To do
Write out the listing below in full and exactly, leaving out every picture.

Dataset
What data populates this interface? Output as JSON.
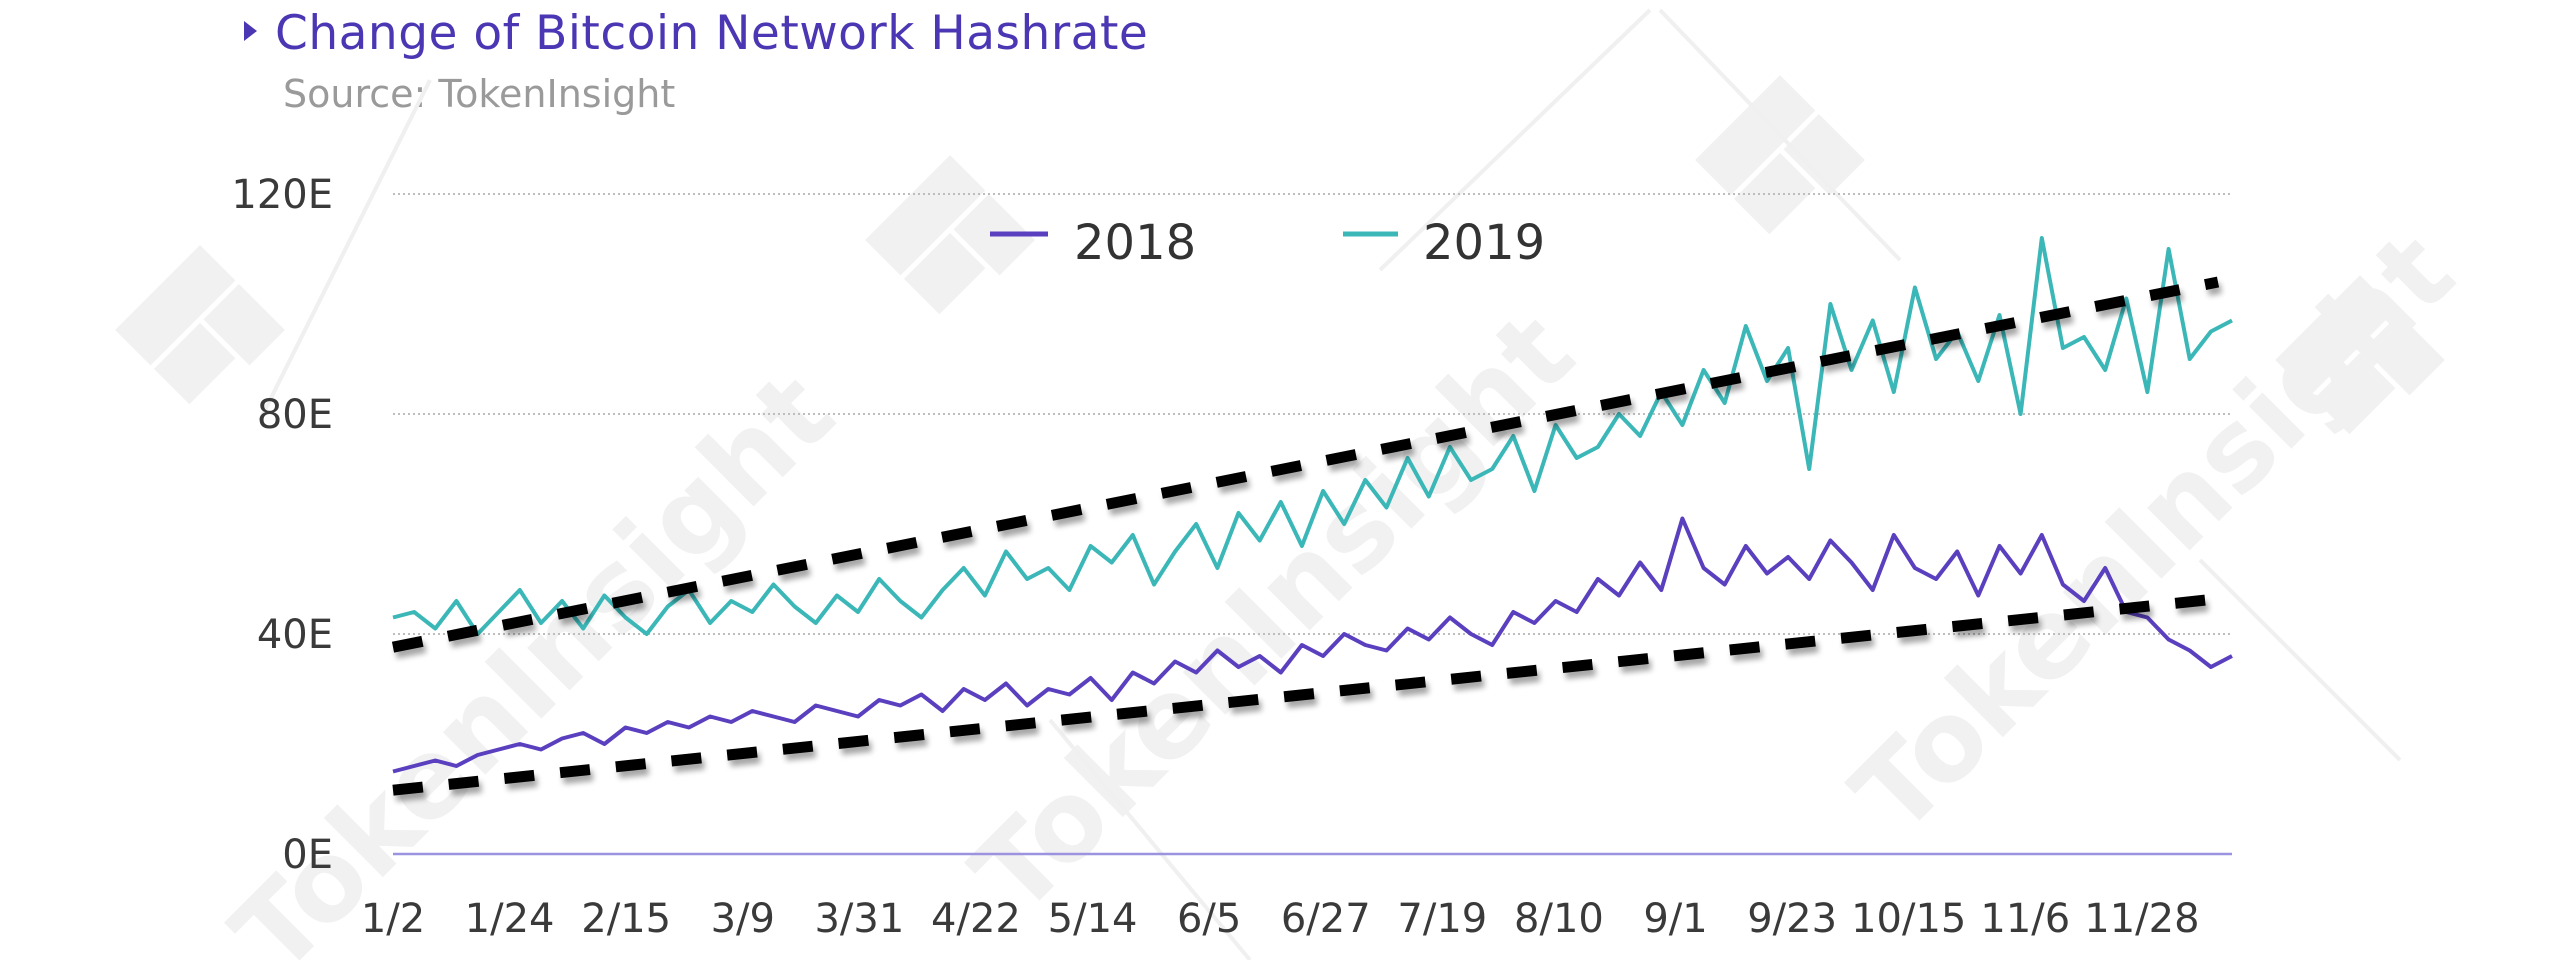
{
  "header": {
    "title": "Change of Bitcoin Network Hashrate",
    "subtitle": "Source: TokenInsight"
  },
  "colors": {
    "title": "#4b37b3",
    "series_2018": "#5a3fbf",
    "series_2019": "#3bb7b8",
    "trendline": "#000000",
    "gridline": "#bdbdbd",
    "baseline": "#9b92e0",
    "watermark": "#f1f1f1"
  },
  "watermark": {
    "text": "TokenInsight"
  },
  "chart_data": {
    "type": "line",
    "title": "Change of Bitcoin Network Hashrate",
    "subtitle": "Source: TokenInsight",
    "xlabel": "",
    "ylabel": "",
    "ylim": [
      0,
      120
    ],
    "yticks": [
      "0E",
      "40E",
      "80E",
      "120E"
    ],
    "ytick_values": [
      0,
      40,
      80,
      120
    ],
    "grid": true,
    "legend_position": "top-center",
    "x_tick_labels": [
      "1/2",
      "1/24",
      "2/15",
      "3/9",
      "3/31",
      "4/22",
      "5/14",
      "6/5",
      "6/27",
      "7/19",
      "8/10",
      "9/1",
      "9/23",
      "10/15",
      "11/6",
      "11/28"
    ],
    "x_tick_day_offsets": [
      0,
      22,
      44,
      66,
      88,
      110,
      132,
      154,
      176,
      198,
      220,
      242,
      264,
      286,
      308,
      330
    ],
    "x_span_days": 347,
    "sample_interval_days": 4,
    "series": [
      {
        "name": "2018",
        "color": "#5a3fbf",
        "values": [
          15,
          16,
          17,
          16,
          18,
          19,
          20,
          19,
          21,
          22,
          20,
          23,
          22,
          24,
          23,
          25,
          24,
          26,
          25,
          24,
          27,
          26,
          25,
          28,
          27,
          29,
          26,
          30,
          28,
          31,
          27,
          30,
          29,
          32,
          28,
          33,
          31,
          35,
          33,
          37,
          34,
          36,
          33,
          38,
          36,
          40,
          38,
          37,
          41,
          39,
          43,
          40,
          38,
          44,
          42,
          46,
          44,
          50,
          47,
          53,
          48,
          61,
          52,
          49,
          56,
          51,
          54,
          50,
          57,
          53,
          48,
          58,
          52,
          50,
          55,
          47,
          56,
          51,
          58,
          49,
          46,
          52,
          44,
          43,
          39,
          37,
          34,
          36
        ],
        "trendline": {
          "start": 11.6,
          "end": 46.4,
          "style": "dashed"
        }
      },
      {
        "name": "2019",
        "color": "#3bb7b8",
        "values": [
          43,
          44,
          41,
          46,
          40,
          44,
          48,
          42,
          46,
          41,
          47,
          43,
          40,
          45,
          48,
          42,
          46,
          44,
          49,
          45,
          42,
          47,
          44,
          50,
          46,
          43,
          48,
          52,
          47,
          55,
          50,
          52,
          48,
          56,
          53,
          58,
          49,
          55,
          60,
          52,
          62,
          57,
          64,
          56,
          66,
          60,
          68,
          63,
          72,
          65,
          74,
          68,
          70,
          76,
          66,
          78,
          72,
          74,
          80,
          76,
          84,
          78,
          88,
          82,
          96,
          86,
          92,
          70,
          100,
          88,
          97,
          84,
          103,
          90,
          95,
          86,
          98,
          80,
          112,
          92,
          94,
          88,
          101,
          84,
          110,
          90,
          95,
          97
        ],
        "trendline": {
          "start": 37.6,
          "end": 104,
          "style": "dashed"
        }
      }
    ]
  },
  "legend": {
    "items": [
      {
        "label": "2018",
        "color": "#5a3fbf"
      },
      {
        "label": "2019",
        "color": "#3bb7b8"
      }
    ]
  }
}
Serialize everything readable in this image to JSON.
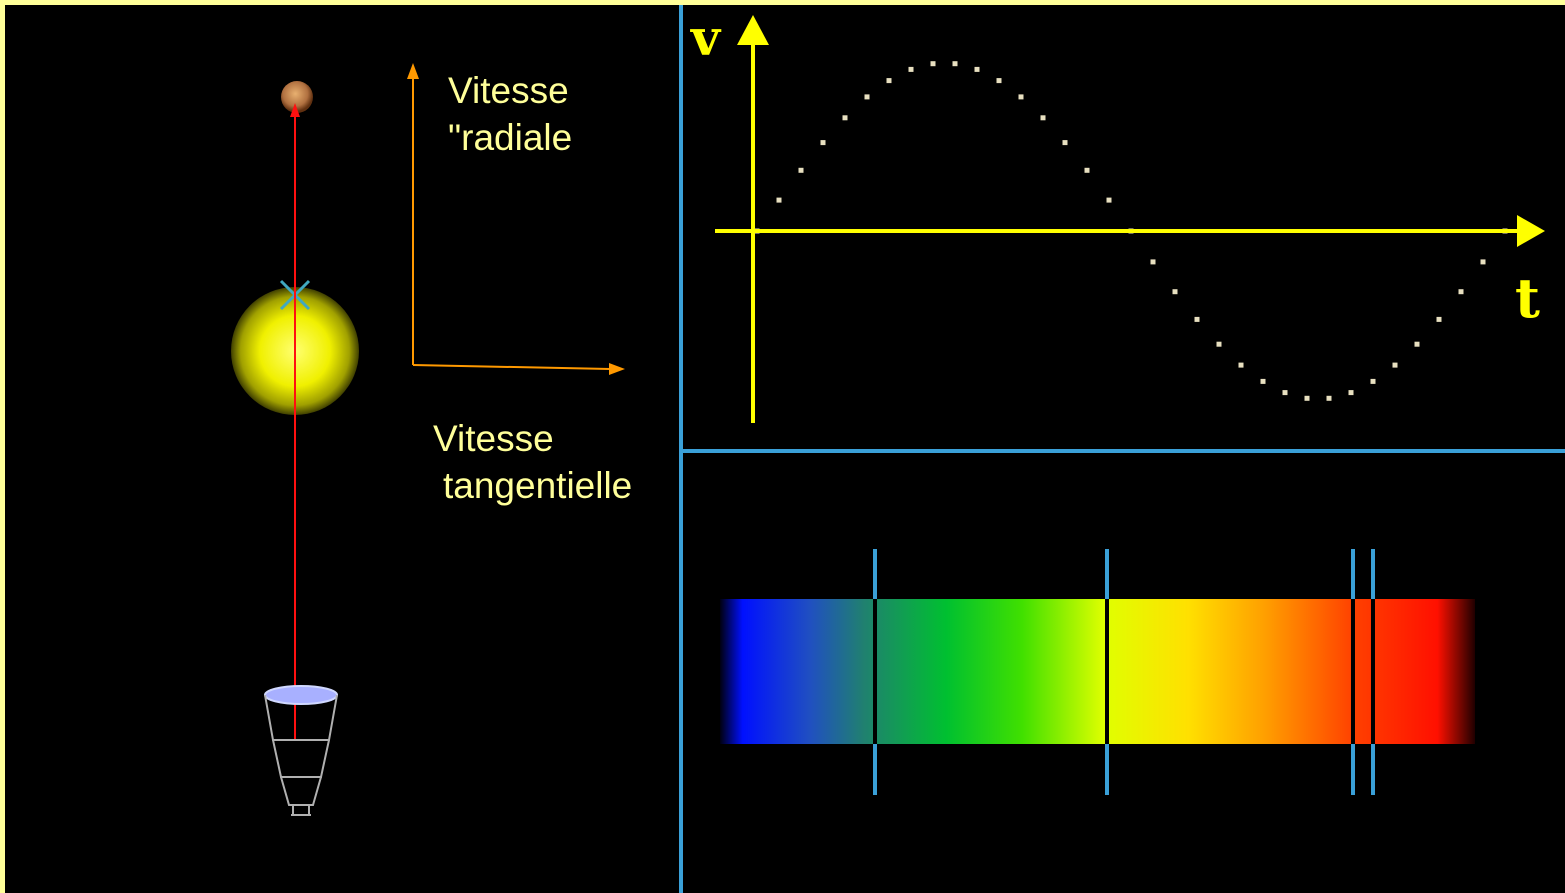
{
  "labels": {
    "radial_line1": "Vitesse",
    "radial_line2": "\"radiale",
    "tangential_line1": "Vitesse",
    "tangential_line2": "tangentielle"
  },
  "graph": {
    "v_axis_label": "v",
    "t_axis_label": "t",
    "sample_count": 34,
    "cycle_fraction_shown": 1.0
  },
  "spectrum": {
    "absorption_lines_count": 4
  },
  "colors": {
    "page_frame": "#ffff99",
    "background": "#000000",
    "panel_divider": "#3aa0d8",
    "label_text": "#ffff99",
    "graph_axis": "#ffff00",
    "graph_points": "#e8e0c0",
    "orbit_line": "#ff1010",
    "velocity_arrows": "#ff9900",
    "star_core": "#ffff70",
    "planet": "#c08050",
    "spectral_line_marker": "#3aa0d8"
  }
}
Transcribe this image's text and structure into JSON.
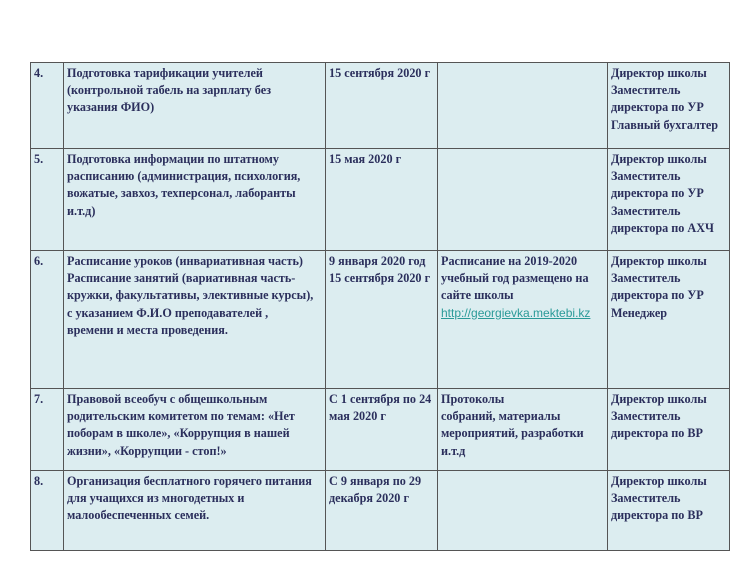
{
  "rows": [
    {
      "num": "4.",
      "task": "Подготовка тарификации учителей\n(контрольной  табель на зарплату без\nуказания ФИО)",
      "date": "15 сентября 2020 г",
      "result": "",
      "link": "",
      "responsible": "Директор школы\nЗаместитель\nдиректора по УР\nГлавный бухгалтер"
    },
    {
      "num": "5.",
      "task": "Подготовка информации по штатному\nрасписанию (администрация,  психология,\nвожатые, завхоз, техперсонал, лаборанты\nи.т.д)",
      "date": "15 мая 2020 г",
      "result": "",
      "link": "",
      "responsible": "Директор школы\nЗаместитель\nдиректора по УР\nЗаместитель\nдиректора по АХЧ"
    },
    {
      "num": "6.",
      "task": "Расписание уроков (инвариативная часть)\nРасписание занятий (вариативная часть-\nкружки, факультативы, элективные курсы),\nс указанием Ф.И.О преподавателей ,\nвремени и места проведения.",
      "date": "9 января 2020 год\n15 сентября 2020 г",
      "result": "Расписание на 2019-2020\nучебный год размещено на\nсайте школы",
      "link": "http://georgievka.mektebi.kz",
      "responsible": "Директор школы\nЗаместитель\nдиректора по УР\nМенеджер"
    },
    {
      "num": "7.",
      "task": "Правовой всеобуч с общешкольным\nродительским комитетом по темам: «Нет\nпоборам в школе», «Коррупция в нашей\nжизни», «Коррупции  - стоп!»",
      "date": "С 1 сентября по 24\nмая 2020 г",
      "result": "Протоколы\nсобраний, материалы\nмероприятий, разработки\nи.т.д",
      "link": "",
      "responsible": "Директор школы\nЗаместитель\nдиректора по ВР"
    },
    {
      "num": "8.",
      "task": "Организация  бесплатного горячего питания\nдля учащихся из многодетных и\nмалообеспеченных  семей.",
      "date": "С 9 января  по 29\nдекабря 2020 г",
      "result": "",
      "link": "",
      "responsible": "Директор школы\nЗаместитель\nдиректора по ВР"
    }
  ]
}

The output
What data populates this interface? Output as JSON.
{
  "header": {
    "title": "Change of Bitcoin Network Hashrate",
    "subtitle": "Source: TokenInsight"
  },
  "colors": {
    "title": "#4b37b3",
    "series_2018": "#5a3fbf",
    "series_2019": "#3bb7b8",
    "trendline": "#000000",
    "gridline": "#bdbdbd",
    "baseline": "#9b92e0",
    "watermark": "#f1f1f1"
  },
  "watermark": {
    "text": "TokenInsight"
  },
  "chart_data": {
    "type": "line",
    "title": "Change of Bitcoin Network Hashrate",
    "subtitle": "Source: TokenInsight",
    "xlabel": "",
    "ylabel": "",
    "ylim": [
      0,
      120
    ],
    "yticks": [
      "0E",
      "40E",
      "80E",
      "120E"
    ],
    "ytick_values": [
      0,
      40,
      80,
      120
    ],
    "grid": true,
    "legend_position": "top-center",
    "x_tick_labels": [
      "1/2",
      "1/24",
      "2/15",
      "3/9",
      "3/31",
      "4/22",
      "5/14",
      "6/5",
      "6/27",
      "7/19",
      "8/10",
      "9/1",
      "9/23",
      "10/15",
      "11/6",
      "11/28"
    ],
    "x_tick_day_offsets": [
      0,
      22,
      44,
      66,
      88,
      110,
      132,
      154,
      176,
      198,
      220,
      242,
      264,
      286,
      308,
      330
    ],
    "x_span_days": 347,
    "sample_interval_days": 4,
    "series": [
      {
        "name": "2018",
        "color": "#5a3fbf",
        "values": [
          15,
          16,
          17,
          16,
          18,
          19,
          20,
          19,
          21,
          22,
          20,
          23,
          22,
          24,
          23,
          25,
          24,
          26,
          25,
          24,
          27,
          26,
          25,
          28,
          27,
          29,
          26,
          30,
          28,
          31,
          27,
          30,
          29,
          32,
          28,
          33,
          31,
          35,
          33,
          37,
          34,
          36,
          33,
          38,
          36,
          40,
          38,
          37,
          41,
          39,
          43,
          40,
          38,
          44,
          42,
          46,
          44,
          50,
          47,
          53,
          48,
          61,
          52,
          49,
          56,
          51,
          54,
          50,
          57,
          53,
          48,
          58,
          52,
          50,
          55,
          47,
          56,
          51,
          58,
          49,
          46,
          52,
          44,
          43,
          39,
          37,
          34,
          36
        ],
        "trendline": {
          "start": 11.6,
          "end": 46.4,
          "style": "dashed"
        }
      },
      {
        "name": "2019",
        "color": "#3bb7b8",
        "values": [
          43,
          44,
          41,
          46,
          40,
          44,
          48,
          42,
          46,
          41,
          47,
          43,
          40,
          45,
          48,
          42,
          46,
          44,
          49,
          45,
          42,
          47,
          44,
          50,
          46,
          43,
          48,
          52,
          47,
          55,
          50,
          52,
          48,
          56,
          53,
          58,
          49,
          55,
          60,
          52,
          62,
          57,
          64,
          56,
          66,
          60,
          68,
          63,
          72,
          65,
          74,
          68,
          70,
          76,
          66,
          78,
          72,
          74,
          80,
          76,
          84,
          78,
          88,
          82,
          96,
          86,
          92,
          70,
          100,
          88,
          97,
          84,
          103,
          90,
          95,
          86,
          98,
          80,
          112,
          92,
          94,
          88,
          101,
          84,
          110,
          90,
          95,
          97
        ],
        "trendline": {
          "start": 37.6,
          "end": 104,
          "style": "dashed"
        }
      }
    ]
  },
  "legend": {
    "items": [
      {
        "label": "2018",
        "color": "#5a3fbf"
      },
      {
        "label": "2019",
        "color": "#3bb7b8"
      }
    ]
  }
}
Serialize everything readable in this image to JSON.
{
  "labels": {
    "radial_line1": "Vitesse",
    "radial_line2": "\"radiale",
    "tangential_line1": "Vitesse",
    "tangential_line2": "tangentielle"
  },
  "graph": {
    "v_axis_label": "v",
    "t_axis_label": "t",
    "sample_count": 34,
    "cycle_fraction_shown": 1.0
  },
  "spectrum": {
    "absorption_lines_count": 4
  },
  "colors": {
    "page_frame": "#ffff99",
    "background": "#000000",
    "panel_divider": "#3aa0d8",
    "label_text": "#ffff99",
    "graph_axis": "#ffff00",
    "graph_points": "#e8e0c0",
    "orbit_line": "#ff1010",
    "velocity_arrows": "#ff9900",
    "star_core": "#ffff70",
    "planet": "#c08050",
    "spectral_line_marker": "#3aa0d8"
  }
}
Transcribe this image's text and structure into JSON.
{
  "rows": [
    {
      "num": "4.",
      "task": "Подготовка тарификации учителей\n(контрольной  табель на зарплату без\nуказания ФИО)",
      "date": "15 сентября 2020 г",
      "result": "",
      "link": "",
      "responsible": "Директор школы\nЗаместитель\nдиректора по УР\nГлавный бухгалтер"
    },
    {
      "num": "5.",
      "task": "Подготовка информации по штатному\nрасписанию (администрация,  психология,\nвожатые, завхоз, техперсонал, лаборанты\nи.т.д)",
      "date": "15 мая 2020 г",
      "result": "",
      "link": "",
      "responsible": "Директор школы\nЗаместитель\nдиректора по УР\nЗаместитель\nдиректора по АХЧ"
    },
    {
      "num": "6.",
      "task": "Расписание уроков (инвариативная часть)\nРасписание занятий (вариативная часть-\nкружки, факультативы, элективные курсы),\nс указанием Ф.И.О преподавателей ,\nвремени и места проведения.",
      "date": "9 января 2020 год\n15 сентября 2020 г",
      "result": "Расписание на 2019-2020\nучебный год размещено на\nсайте школы",
      "link": "http://georgievka.mektebi.kz",
      "responsible": "Директор школы\nЗаместитель\nдиректора по УР\nМенеджер"
    },
    {
      "num": "7.",
      "task": "Правовой всеобуч с общешкольным\nродительским комитетом по темам: «Нет\nпоборам в школе», «Коррупция в нашей\nжизни», «Коррупции  - стоп!»",
      "date": "С 1 сентября по 24\nмая 2020 г",
      "result": "Протоколы\nсобраний, материалы\nмероприятий, разработки\nи.т.д",
      "link": "",
      "responsible": "Директор школы\nЗаместитель\nдиректора по ВР"
    },
    {
      "num": "8.",
      "task": "Организация  бесплатного горячего питания\nдля учащихся из многодетных и\nмалообеспеченных  семей.",
      "date": "С 9 января  по 29\nдекабря 2020 г",
      "result": "",
      "link": "",
      "responsible": "Директор школы\nЗаместитель\nдиректора по ВР"
    }
  ]
}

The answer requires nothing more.